## [TASK GOAL]
Can you return, word for word, the stretch of the material from the line containing "Annotate this image: element" through the line containing "close-icon[interactable] (484, 84, 508, 108)", with both of those lines included?

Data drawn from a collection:
■ ■ ■

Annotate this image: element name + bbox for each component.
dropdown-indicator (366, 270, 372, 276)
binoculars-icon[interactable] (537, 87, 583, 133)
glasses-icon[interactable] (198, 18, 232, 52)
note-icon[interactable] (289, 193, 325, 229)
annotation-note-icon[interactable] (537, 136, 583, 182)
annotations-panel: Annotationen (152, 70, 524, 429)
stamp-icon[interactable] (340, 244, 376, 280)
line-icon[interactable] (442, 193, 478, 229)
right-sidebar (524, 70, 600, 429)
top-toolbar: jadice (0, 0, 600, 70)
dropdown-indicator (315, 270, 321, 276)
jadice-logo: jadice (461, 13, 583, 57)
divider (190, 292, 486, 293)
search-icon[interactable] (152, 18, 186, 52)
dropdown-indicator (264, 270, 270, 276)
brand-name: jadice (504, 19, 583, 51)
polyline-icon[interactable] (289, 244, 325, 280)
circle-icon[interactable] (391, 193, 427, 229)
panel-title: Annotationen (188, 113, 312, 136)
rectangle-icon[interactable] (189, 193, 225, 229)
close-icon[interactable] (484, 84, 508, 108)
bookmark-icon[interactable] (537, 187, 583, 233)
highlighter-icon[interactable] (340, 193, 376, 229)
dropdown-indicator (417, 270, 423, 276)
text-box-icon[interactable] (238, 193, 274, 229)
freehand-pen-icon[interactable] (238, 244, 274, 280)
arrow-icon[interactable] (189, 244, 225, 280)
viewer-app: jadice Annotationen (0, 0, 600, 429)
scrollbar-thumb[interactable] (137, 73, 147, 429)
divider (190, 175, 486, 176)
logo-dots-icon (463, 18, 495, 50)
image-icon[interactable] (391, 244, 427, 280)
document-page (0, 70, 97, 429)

■ ■ ■

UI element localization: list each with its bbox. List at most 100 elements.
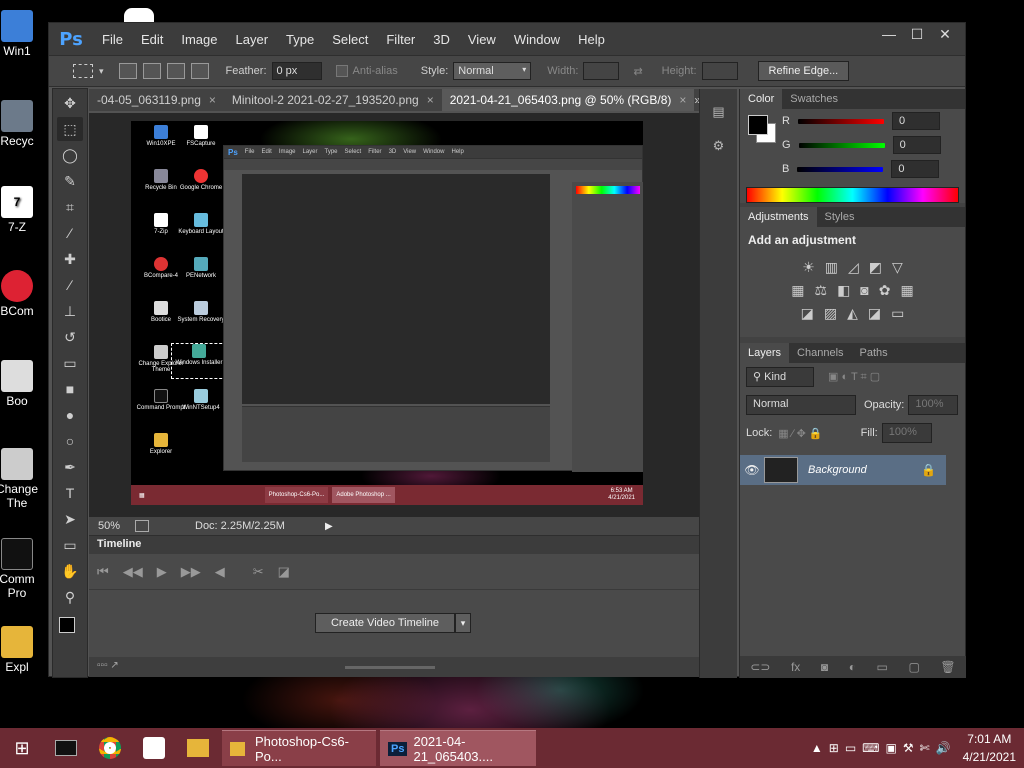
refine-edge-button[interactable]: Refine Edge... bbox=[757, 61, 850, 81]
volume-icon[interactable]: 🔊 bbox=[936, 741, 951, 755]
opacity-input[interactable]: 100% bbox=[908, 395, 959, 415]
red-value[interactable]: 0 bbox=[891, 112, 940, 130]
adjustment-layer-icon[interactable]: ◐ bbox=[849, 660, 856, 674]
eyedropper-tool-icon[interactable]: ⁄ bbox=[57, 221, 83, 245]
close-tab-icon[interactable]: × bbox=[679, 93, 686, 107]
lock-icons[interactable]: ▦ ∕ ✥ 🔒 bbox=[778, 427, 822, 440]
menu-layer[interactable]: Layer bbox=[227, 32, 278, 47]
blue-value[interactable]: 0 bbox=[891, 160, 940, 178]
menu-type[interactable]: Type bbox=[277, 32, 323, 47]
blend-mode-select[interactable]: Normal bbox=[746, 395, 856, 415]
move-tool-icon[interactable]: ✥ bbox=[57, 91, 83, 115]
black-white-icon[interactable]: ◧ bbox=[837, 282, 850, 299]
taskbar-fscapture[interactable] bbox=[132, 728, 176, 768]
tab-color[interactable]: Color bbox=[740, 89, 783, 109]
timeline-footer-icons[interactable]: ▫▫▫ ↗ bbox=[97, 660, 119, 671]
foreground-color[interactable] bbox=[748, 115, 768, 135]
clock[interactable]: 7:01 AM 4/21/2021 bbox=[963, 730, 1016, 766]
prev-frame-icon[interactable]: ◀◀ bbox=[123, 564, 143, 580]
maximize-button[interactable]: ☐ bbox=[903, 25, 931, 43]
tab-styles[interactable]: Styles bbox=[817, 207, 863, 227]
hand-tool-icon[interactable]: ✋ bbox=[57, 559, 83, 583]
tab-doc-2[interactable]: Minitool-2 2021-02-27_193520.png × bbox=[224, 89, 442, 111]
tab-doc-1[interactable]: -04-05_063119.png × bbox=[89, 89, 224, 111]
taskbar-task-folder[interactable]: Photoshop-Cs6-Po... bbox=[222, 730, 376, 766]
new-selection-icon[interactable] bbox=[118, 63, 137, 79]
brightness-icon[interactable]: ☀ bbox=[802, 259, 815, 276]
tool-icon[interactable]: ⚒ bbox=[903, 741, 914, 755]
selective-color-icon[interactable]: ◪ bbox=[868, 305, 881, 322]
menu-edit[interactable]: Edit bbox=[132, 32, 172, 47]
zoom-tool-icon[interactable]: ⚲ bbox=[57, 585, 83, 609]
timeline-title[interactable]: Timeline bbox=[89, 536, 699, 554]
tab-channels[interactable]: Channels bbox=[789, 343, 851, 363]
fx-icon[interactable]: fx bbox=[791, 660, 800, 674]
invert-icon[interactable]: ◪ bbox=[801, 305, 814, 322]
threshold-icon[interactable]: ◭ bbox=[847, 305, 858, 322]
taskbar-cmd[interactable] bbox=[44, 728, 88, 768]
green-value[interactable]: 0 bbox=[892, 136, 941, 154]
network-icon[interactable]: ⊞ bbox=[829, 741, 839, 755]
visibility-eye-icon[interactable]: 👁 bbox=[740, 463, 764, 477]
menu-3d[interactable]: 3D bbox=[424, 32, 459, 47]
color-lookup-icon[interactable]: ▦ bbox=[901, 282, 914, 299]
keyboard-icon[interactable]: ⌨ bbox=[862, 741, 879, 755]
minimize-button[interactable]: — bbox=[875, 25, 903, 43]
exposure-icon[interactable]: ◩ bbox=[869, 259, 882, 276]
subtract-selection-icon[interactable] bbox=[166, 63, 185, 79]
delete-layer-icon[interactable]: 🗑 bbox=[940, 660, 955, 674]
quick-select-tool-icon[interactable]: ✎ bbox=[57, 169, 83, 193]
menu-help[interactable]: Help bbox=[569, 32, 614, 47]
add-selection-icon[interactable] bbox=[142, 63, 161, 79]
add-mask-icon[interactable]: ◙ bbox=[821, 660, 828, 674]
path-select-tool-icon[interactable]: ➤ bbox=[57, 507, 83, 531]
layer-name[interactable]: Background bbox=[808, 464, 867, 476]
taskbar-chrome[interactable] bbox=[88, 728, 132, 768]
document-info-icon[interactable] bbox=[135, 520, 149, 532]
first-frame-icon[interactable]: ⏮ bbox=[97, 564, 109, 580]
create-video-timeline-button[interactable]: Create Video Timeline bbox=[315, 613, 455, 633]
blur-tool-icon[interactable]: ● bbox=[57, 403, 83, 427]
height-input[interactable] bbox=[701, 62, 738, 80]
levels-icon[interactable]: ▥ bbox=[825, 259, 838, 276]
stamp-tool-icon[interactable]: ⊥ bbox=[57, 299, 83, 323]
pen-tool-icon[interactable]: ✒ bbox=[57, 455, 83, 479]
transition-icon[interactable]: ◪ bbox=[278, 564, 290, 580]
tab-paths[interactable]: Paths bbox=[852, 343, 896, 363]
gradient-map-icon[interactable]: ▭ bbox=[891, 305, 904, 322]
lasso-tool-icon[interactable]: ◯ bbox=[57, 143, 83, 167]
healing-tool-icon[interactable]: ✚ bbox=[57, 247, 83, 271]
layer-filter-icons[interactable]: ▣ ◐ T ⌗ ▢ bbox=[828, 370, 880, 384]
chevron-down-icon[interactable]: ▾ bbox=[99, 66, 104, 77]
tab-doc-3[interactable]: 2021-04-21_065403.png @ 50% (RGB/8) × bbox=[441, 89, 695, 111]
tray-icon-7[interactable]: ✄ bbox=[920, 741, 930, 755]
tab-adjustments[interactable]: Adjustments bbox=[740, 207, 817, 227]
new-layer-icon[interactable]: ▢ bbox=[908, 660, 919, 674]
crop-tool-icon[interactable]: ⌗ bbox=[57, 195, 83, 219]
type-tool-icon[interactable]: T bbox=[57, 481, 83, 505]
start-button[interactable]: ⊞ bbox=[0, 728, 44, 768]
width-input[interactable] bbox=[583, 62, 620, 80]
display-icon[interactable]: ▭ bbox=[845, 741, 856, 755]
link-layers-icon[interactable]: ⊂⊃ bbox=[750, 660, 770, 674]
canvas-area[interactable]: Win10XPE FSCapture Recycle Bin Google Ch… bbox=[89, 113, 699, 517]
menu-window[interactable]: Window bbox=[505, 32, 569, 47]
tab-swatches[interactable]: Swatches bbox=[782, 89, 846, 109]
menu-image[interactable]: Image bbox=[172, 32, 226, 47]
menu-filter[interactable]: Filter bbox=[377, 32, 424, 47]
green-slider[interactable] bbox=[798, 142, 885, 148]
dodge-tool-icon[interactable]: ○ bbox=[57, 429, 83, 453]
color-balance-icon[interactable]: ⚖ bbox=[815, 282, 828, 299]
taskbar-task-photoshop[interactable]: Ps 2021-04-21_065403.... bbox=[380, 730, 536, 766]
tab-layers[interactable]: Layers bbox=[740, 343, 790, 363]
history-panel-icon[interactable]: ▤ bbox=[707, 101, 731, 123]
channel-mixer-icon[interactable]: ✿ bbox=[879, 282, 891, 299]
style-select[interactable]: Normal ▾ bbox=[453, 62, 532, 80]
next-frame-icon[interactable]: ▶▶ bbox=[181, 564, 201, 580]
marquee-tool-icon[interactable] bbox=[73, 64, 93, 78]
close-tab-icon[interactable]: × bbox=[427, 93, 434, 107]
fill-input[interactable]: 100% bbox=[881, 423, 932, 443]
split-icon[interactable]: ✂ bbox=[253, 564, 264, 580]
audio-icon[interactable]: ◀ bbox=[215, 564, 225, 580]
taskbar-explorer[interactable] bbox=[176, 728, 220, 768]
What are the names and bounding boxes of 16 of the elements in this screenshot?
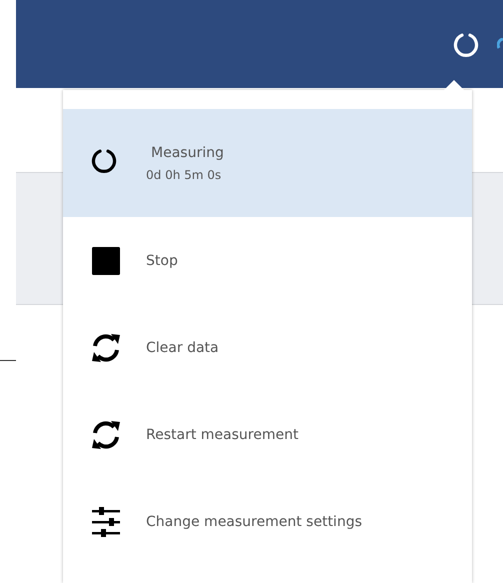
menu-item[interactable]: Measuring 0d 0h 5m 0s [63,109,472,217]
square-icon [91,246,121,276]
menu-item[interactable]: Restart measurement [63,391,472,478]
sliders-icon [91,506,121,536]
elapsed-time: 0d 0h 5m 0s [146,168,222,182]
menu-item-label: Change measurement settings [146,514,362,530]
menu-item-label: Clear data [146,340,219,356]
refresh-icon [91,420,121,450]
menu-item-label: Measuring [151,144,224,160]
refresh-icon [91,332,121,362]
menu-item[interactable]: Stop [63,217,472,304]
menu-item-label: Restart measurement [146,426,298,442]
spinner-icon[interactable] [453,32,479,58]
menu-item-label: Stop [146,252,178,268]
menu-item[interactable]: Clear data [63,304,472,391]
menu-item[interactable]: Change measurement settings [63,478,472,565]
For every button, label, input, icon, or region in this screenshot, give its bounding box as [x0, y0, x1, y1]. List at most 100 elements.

■ ■ ■

## [EXERCISE ANSWER]
Annotate this image: element name + bbox for each component.
dropdown-indicator (366, 270, 372, 276)
binoculars-icon[interactable] (537, 87, 583, 133)
glasses-icon[interactable] (198, 18, 232, 52)
note-icon[interactable] (289, 193, 325, 229)
annotation-note-icon[interactable] (537, 136, 583, 182)
annotations-panel: Annotationen (152, 70, 524, 429)
stamp-icon[interactable] (340, 244, 376, 280)
line-icon[interactable] (442, 193, 478, 229)
right-sidebar (524, 70, 600, 429)
top-toolbar: jadice (0, 0, 600, 70)
dropdown-indicator (315, 270, 321, 276)
jadice-logo: jadice (461, 13, 583, 57)
divider (190, 292, 486, 293)
search-icon[interactable] (152, 18, 186, 52)
dropdown-indicator (264, 270, 270, 276)
brand-name: jadice (504, 19, 583, 51)
polyline-icon[interactable] (289, 244, 325, 280)
circle-icon[interactable] (391, 193, 427, 229)
panel-title: Annotationen (188, 113, 312, 136)
rectangle-icon[interactable] (189, 193, 225, 229)
close-icon[interactable] (484, 84, 508, 108)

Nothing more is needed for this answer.